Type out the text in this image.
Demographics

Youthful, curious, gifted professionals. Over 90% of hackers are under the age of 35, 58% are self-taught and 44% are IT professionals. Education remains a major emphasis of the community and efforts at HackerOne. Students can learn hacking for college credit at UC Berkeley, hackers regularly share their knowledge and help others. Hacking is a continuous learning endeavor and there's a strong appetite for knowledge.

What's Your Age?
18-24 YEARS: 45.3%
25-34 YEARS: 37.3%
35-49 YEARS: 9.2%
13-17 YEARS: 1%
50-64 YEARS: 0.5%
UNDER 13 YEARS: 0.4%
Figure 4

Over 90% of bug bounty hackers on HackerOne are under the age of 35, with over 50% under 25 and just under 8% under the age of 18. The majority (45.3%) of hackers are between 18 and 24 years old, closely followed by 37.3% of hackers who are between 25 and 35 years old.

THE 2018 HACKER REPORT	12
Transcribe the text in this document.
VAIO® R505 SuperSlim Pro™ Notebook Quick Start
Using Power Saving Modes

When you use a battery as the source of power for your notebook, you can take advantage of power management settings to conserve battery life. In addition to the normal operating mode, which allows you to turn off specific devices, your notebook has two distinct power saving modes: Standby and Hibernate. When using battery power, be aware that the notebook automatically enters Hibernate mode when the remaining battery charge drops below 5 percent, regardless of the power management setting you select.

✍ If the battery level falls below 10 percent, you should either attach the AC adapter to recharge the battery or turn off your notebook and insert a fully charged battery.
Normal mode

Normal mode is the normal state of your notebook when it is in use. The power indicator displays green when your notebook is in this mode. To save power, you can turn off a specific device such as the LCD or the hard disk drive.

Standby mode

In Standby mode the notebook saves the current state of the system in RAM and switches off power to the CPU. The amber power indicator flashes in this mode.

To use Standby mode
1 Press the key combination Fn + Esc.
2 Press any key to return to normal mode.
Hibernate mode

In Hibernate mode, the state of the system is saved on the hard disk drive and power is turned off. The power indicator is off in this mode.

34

────────────────────

Write every entry out again exactly.

Type out the text in this image.
Demographics

Youthful, curious, gifted professionals. Over 90% of hackers are under the age of 35, 58% are self-taught and 44% are IT professionals. Education remains a major emphasis of the community and efforts at HackerOne. Students can learn hacking for college credit at UC Berkeley, hackers regularly share their knowledge and help others. Hacking is a continuous learning endeavor and there's a strong appetite for knowledge.

What's Your Age?
18-24 YEARS: 45.3%
25-34 YEARS: 37.3%
35-49 YEARS: 9.2%
13-17 YEARS: 1%
50-64 YEARS: 0.5%
UNDER 13 YEARS: 0.4%
Figure 4

Over 90% of bug bounty hackers on HackerOne are under the age of 35, with over 50% under 25 and just under 8% under the age of 18. The majority (45.3%) of hackers are between 18 and 24 years old, closely followed by 37.3% of hackers who are between 25 and 35 years old.

THE 2018 HACKER REPORT	12
Transcribe the text in this document.
VAIO® R505 SuperSlim Pro™ Notebook Quick Start
Using Power Saving Modes

When you use a battery as the source of power for your notebook, you can take advantage of power management settings to conserve battery life. In addition to the normal operating mode, which allows you to turn off specific devices, your notebook has two distinct power saving modes: Standby and Hibernate. When using battery power, be aware that the notebook automatically enters Hibernate mode when the remaining battery charge drops below 5 percent, regardless of the power management setting you select.

✍ If the battery level falls below 10 percent, you should either attach the AC adapter to recharge the battery or turn off your notebook and insert a fully charged battery.
Normal mode

Normal mode is the normal state of your notebook when it is in use. The power indicator displays green when your notebook is in this mode. To save power, you can turn off a specific device such as the LCD or the hard disk drive.

Standby mode

In Standby mode the notebook saves the current state of the system in RAM and switches off power to the CPU. The amber power indicator flashes in this mode.

To use Standby mode
1 Press the key combination Fn + Esc.
2 Press any key to return to normal mode.
Hibernate mode

In Hibernate mode, the state of the system is saved on the hard disk drive and power is turned off. The power indicator is off in this mode.

34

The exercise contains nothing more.